-- Direction --
Using the records below, please work out how many lines contain "color"; answer with the number alone.

-- Stored rows --
=====

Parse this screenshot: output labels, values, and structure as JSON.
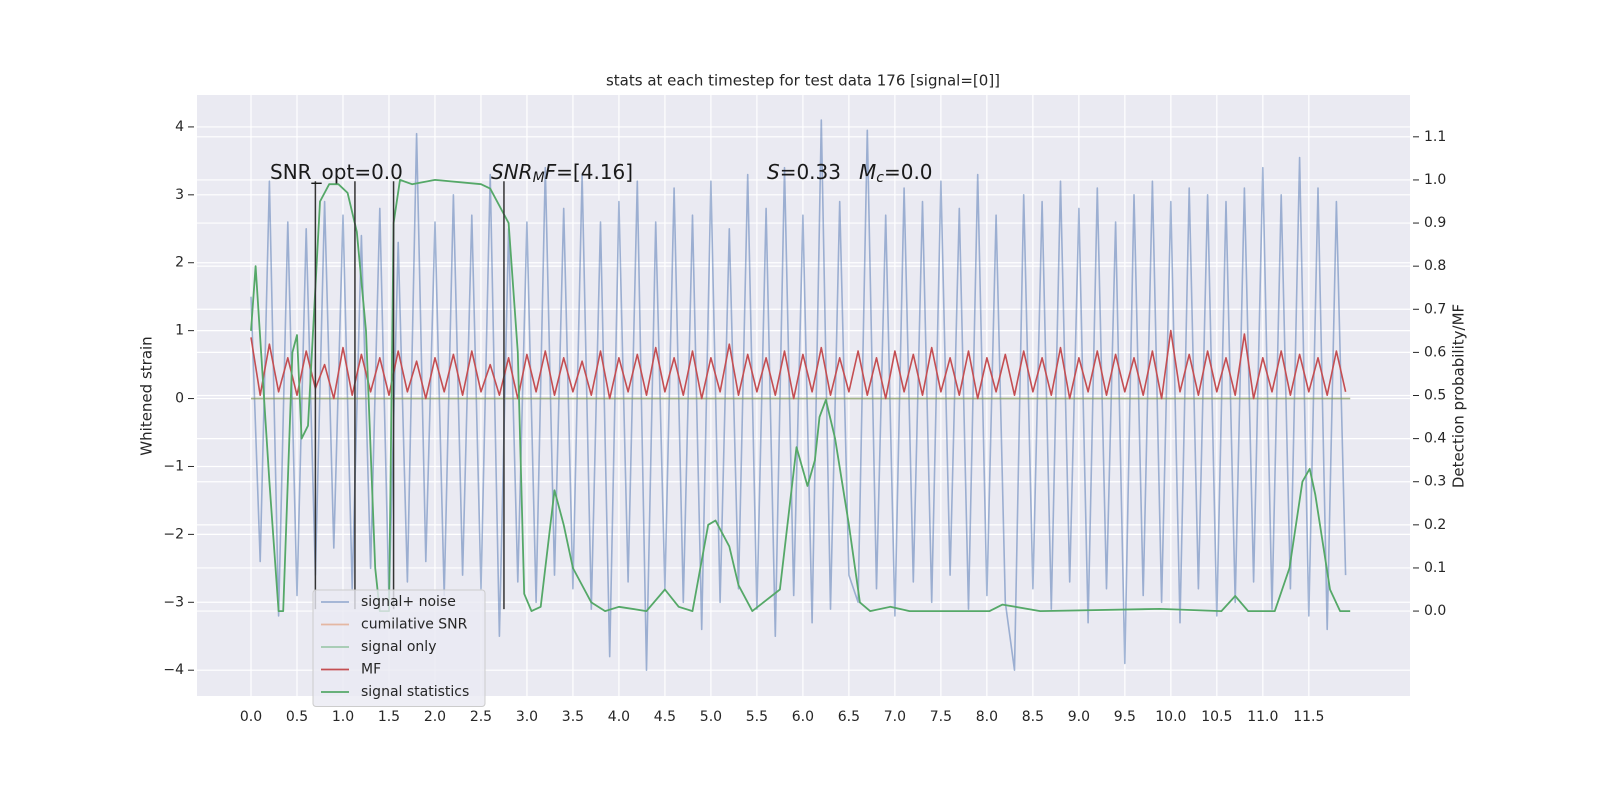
{
  "chart_data": {
    "type": "line",
    "title": "stats at each timestep for test data 176 [signal=[0]]",
    "ylabel": "Whitened strain",
    "y2label": "Detection probability/MF",
    "xlim": [
      -0.587,
      12.6
    ],
    "ylim": [
      -4.38,
      4.47
    ],
    "y2lim": [
      -0.197,
      1.197
    ],
    "grid": true,
    "xticks": [
      {
        "value": 0,
        "label": "0.0"
      },
      0.5,
      {
        "value": 1,
        "label": "1.0"
      },
      1.5,
      {
        "value": 2,
        "label": "2.0"
      },
      2.5,
      {
        "value": 3,
        "label": "3.0"
      },
      3.5,
      {
        "value": 4,
        "label": "4.0"
      },
      4.5,
      {
        "value": 5,
        "label": "5.0"
      },
      5.5,
      {
        "value": 6,
        "label": "6.0"
      },
      6.5,
      {
        "value": 7,
        "label": "7.0"
      },
      7.5,
      {
        "value": 8,
        "label": "8.0"
      },
      8.5,
      {
        "value": 9,
        "label": "9.0"
      },
      9.5,
      {
        "value": 10,
        "label": "10.0"
      },
      10.5,
      {
        "value": 11,
        "label": "11.0"
      },
      11.5
    ],
    "yticks": [
      {
        "value": -4,
        "label": "−4"
      },
      {
        "value": -3,
        "label": "−3"
      },
      {
        "value": -2,
        "label": "−2"
      },
      {
        "value": -1,
        "label": "−1"
      },
      0,
      1,
      2,
      3,
      4
    ],
    "y2ticks": [
      {
        "value": 0,
        "label": "0.0"
      },
      0.1,
      0.2,
      0.3,
      0.4,
      0.5,
      0.6,
      0.7,
      0.8,
      0.9,
      {
        "value": 1,
        "label": "1.0"
      },
      1.1
    ],
    "series": [
      {
        "name": "signal+ noise",
        "color": "#4c72b0",
        "alpha": 0.5,
        "x": [
          0,
          0.1,
          0.2,
          0.3,
          0.4,
          0.5,
          0.6,
          0.7,
          0.8,
          0.9,
          1,
          1.1,
          1.2,
          1.3,
          1.4,
          1.5,
          1.6,
          1.7,
          1.8,
          1.9,
          2,
          2.1,
          2.2,
          2.3,
          2.4,
          2.5,
          2.6,
          2.7,
          2.8,
          2.9,
          3,
          3.1,
          3.2,
          3.3,
          3.4,
          3.5,
          3.6,
          3.7,
          3.8,
          3.9,
          4,
          4.1,
          4.2,
          4.3,
          4.4,
          4.5,
          4.6,
          4.7,
          4.8,
          4.9,
          5,
          5.1,
          5.2,
          5.3,
          5.4,
          5.5,
          5.6,
          5.7,
          5.8,
          5.9,
          6,
          6.1,
          6.2,
          6.3,
          6.4,
          6.5,
          6.6,
          6.7,
          6.8,
          6.9,
          7,
          7.1,
          7.2,
          7.3,
          7.4,
          7.5,
          7.6,
          7.7,
          7.8,
          7.9,
          8,
          8.1,
          8.2,
          8.3,
          8.4,
          8.5,
          8.6,
          8.7,
          8.8,
          8.9,
          9,
          9.1,
          9.2,
          9.3,
          9.4,
          9.5,
          9.6,
          9.7,
          9.8,
          9.9,
          10,
          10.1,
          10.2,
          10.3,
          10.4,
          10.5,
          10.6,
          10.7,
          10.8,
          10.9,
          11,
          11.1,
          11.2,
          11.3,
          11.4,
          11.5,
          11.6,
          11.7,
          11.8,
          11.9
        ],
        "values": [
          1.5,
          -2.4,
          3.2,
          -3.2,
          2.6,
          -2.9,
          2.5,
          -2.6,
          2.9,
          -2.2,
          2.7,
          -2.8,
          2.4,
          -2.5,
          2.8,
          -3.0,
          2.3,
          -2.7,
          3.9,
          -2.4,
          2.6,
          -2.9,
          3.0,
          -2.6,
          2.7,
          -2.8,
          3.3,
          -3.5,
          2.5,
          -2.7,
          2.6,
          -3.0,
          3.4,
          -2.6,
          2.8,
          -2.8,
          3.3,
          -3.1,
          2.6,
          -3.8,
          2.9,
          -2.7,
          3.2,
          -4.0,
          2.6,
          -2.8,
          3.1,
          -3.0,
          2.7,
          -3.4,
          3.2,
          -3.0,
          2.5,
          -2.8,
          3.3,
          -3.1,
          2.8,
          -3.5,
          3.4,
          -2.9,
          2.7,
          -3.3,
          4.1,
          -3.1,
          2.9,
          -2.6,
          -3.0,
          3.95,
          -2.8,
          2.7,
          -3.2,
          3.1,
          -2.7,
          2.9,
          -3.0,
          3.2,
          -2.6,
          2.8,
          -3.1,
          3.3,
          -2.9,
          2.7,
          -3.0,
          -4.0,
          3.0,
          -2.8,
          2.9,
          -3.1,
          3.2,
          -2.7,
          2.8,
          -3.3,
          3.1,
          -2.8,
          2.6,
          -3.9,
          3.0,
          -2.9,
          3.2,
          -3.0,
          2.9,
          -3.3,
          3.1,
          -2.8,
          3.0,
          -3.2,
          2.9,
          -3.0,
          3.1,
          -2.7,
          3.4,
          -3.1,
          3.0,
          -2.8,
          3.55,
          -3.2,
          3.1,
          -3.4,
          2.9,
          -2.6
        ]
      },
      {
        "name": "cumilative SNR",
        "color": "#dd8452",
        "alpha": 0.5,
        "x": [
          0,
          11.95
        ],
        "values": [
          0,
          0
        ]
      },
      {
        "name": "signal only",
        "color": "#55a868",
        "alpha": 0.5,
        "x": [
          0,
          11.95
        ],
        "values": [
          0,
          0
        ]
      },
      {
        "name": "MF",
        "color": "#c44e52",
        "alpha": 1,
        "x": [
          0,
          0.1,
          0.2,
          0.3,
          0.4,
          0.5,
          0.6,
          0.7,
          0.8,
          0.9,
          1,
          1.1,
          1.2,
          1.3,
          1.4,
          1.5,
          1.6,
          1.7,
          1.8,
          1.9,
          2,
          2.1,
          2.2,
          2.3,
          2.4,
          2.5,
          2.6,
          2.7,
          2.8,
          2.9,
          3,
          3.1,
          3.2,
          3.3,
          3.4,
          3.5,
          3.6,
          3.7,
          3.8,
          3.9,
          4,
          4.1,
          4.2,
          4.3,
          4.4,
          4.5,
          4.6,
          4.7,
          4.8,
          4.9,
          5,
          5.1,
          5.2,
          5.3,
          5.4,
          5.5,
          5.6,
          5.7,
          5.8,
          5.9,
          6,
          6.1,
          6.2,
          6.3,
          6.4,
          6.5,
          6.6,
          6.7,
          6.8,
          6.9,
          7,
          7.1,
          7.2,
          7.3,
          7.4,
          7.5,
          7.6,
          7.7,
          7.8,
          7.9,
          8,
          8.1,
          8.2,
          8.3,
          8.4,
          8.5,
          8.6,
          8.7,
          8.8,
          8.9,
          9,
          9.1,
          9.2,
          9.3,
          9.4,
          9.5,
          9.6,
          9.7,
          9.8,
          9.9,
          10,
          10.1,
          10.2,
          10.3,
          10.4,
          10.5,
          10.6,
          10.7,
          10.8,
          10.9,
          11,
          11.1,
          11.2,
          11.3,
          11.4,
          11.5,
          11.6,
          11.7,
          11.8,
          11.9
        ],
        "values": [
          0.9,
          0.05,
          0.8,
          0.1,
          0.6,
          0.05,
          0.7,
          0.15,
          0.5,
          0,
          0.75,
          0.05,
          0.65,
          0.1,
          0.6,
          0.05,
          0.7,
          0.1,
          0.55,
          0,
          0.6,
          0.1,
          0.65,
          0.05,
          0.7,
          0.1,
          0.5,
          0.05,
          0.6,
          0,
          0.65,
          0.1,
          0.7,
          0.05,
          0.6,
          0.1,
          0.55,
          0.05,
          0.7,
          0,
          0.6,
          0.1,
          0.65,
          0.05,
          0.75,
          0.1,
          0.6,
          0.05,
          0.7,
          0,
          0.6,
          0.1,
          0.8,
          0.05,
          0.65,
          0.1,
          0.6,
          0.05,
          0.7,
          0,
          0.65,
          0.1,
          0.75,
          0.05,
          0.6,
          0.1,
          0.7,
          0.05,
          0.6,
          0,
          0.7,
          0.1,
          0.65,
          0.05,
          0.75,
          0.1,
          0.6,
          0.05,
          0.7,
          0,
          0.6,
          0.1,
          0.65,
          0.05,
          0.7,
          0.1,
          0.6,
          0.05,
          0.75,
          0,
          0.6,
          0.1,
          0.7,
          0.05,
          0.65,
          0.1,
          0.6,
          0.05,
          0.7,
          0,
          1.0,
          0.1,
          0.65,
          0.05,
          0.7,
          0.1,
          0.6,
          0.05,
          0.95,
          0,
          0.6,
          0.1,
          0.7,
          0.05,
          0.65,
          0.1,
          0.6,
          0.05,
          0.7,
          0.1
        ]
      },
      {
        "name": "signal statistics",
        "color": "#55a868",
        "alpha": 1,
        "axis": "y2",
        "x": [
          0,
          0.05,
          0.2,
          0.3,
          0.35,
          0.45,
          0.5,
          0.55,
          0.62,
          0.75,
          0.85,
          0.95,
          1.05,
          1.15,
          1.25,
          1.35,
          1.4,
          1.5,
          1.55,
          1.62,
          1.75,
          2.0,
          2.5,
          2.6,
          2.8,
          2.9,
          2.97,
          3.05,
          3.15,
          3.3,
          3.4,
          3.5,
          3.7,
          3.85,
          4.0,
          4.3,
          4.5,
          4.65,
          4.8,
          4.97,
          5.05,
          5.2,
          5.3,
          5.45,
          5.75,
          5.93,
          6.05,
          6.13,
          6.18,
          6.25,
          6.35,
          6.5,
          6.62,
          6.73,
          6.95,
          7.16,
          8.03,
          8.17,
          8.58,
          9.88,
          10.55,
          10.7,
          10.84,
          11.13,
          11.29,
          11.43,
          11.51,
          11.57,
          11.73,
          11.84,
          11.95
        ],
        "values": [
          0.65,
          0.8,
          0.3,
          0,
          0,
          0.6,
          0.64,
          0.4,
          0.43,
          0.95,
          0.99,
          0.99,
          0.97,
          0.88,
          0.65,
          0.1,
          0,
          0,
          0.9,
          1.0,
          0.99,
          1.0,
          0.99,
          0.98,
          0.9,
          0.6,
          0.04,
          0,
          0.01,
          0.28,
          0.2,
          0.1,
          0.02,
          0,
          0.01,
          0,
          0.05,
          0.01,
          0,
          0.2,
          0.21,
          0.15,
          0.06,
          0,
          0.05,
          0.38,
          0.29,
          0.35,
          0.45,
          0.49,
          0.4,
          0.2,
          0.02,
          0,
          0.01,
          0,
          0,
          0.015,
          0,
          0.005,
          0,
          0.035,
          0,
          0,
          0.1,
          0.3,
          0.33,
          0.27,
          0.05,
          0,
          0
        ]
      }
    ],
    "vlines": {
      "x": [
        0.7,
        1.13,
        1.55,
        2.75
      ],
      "ymin": -3.1,
      "ymax": 3.2,
      "color": "#333333"
    },
    "annotations": [
      [
        {
          "text": "SNR_opt=0.0",
          "style": "normal"
        }
      ],
      [
        {
          "text": "SNR",
          "style": "italic"
        },
        {
          "text": "M",
          "style": "sub"
        },
        {
          "text": "F",
          "style": "italic"
        },
        {
          "text": "=[4.16]",
          "style": "normal"
        }
      ],
      [
        {
          "text": "S",
          "style": "italic"
        },
        {
          "text": "=0.33",
          "style": "normal"
        }
      ],
      [
        {
          "text": "M",
          "style": "italic"
        },
        {
          "text": "c",
          "style": "sub"
        },
        {
          "text": "=0.0",
          "style": "normal"
        }
      ]
    ],
    "legend": "lower left"
  }
}
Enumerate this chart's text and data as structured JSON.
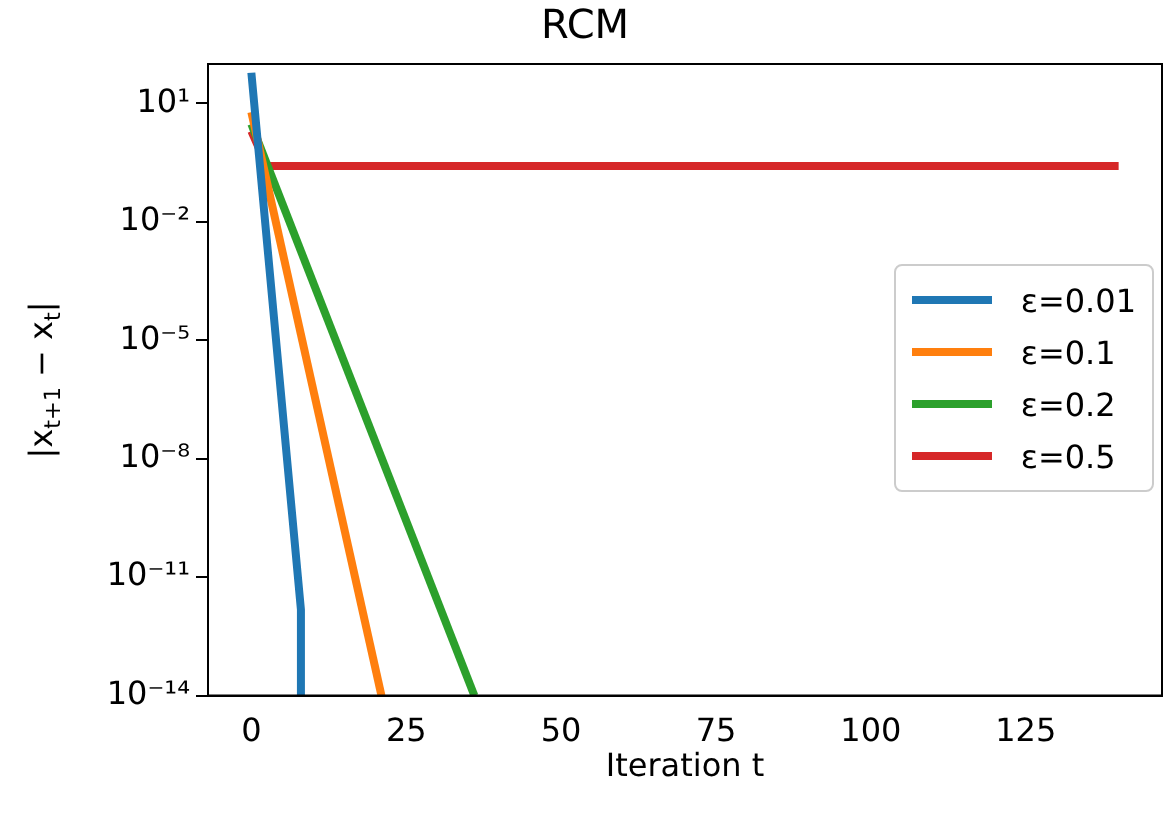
{
  "chart_data": {
    "type": "line",
    "title": "RCM",
    "xlabel": "Iteration t",
    "ylabel": "|x$_{t+1}$ − x$_{t}$|",
    "log": "y",
    "xlim": [
      -7,
      147
    ],
    "xticks": [
      0,
      25,
      50,
      75,
      100,
      125
    ],
    "ylim": [
      1e-14,
      100
    ],
    "yticks": [
      {
        "value": 10,
        "label": "10¹"
      },
      {
        "value": 0.01,
        "label": "10⁻²"
      },
      {
        "value": 1e-05,
        "label": "10⁻⁵"
      },
      {
        "value": 1e-08,
        "label": "10⁻⁸"
      },
      {
        "value": 1e-11,
        "label": "10⁻¹¹"
      },
      {
        "value": 1e-14,
        "label": "10⁻¹⁴"
      }
    ],
    "grid": false,
    "legend": "right",
    "marker": "none",
    "line_style": "solid",
    "series": [
      {
        "name": "ε=0.01",
        "color": "#1f77b4",
        "x": [
          0,
          8,
          8
        ],
        "values": [
          60,
          1.5e-12,
          1e-14
        ]
      },
      {
        "name": "ε=0.1",
        "color": "#ff7f0e",
        "x": [
          0,
          21
        ],
        "values": [
          6,
          1e-14
        ]
      },
      {
        "name": "ε=0.2",
        "color": "#2ca02c",
        "x": [
          0,
          36
        ],
        "values": [
          3,
          1e-14
        ]
      },
      {
        "name": "ε=0.5",
        "color": "#d62728",
        "x": [
          0,
          2.5,
          140
        ],
        "values": [
          2,
          0.26,
          0.26
        ]
      }
    ]
  }
}
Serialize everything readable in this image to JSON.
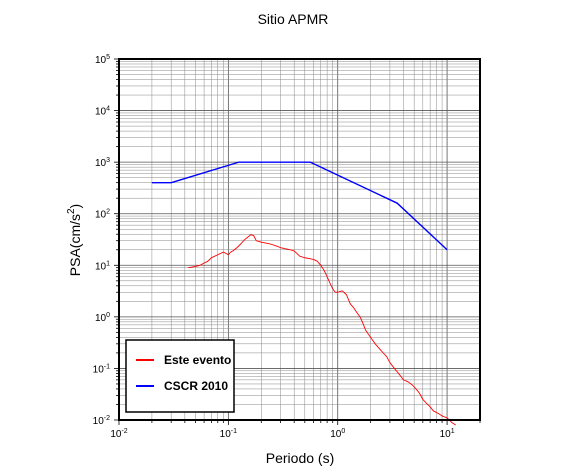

=====

-- Written response --
10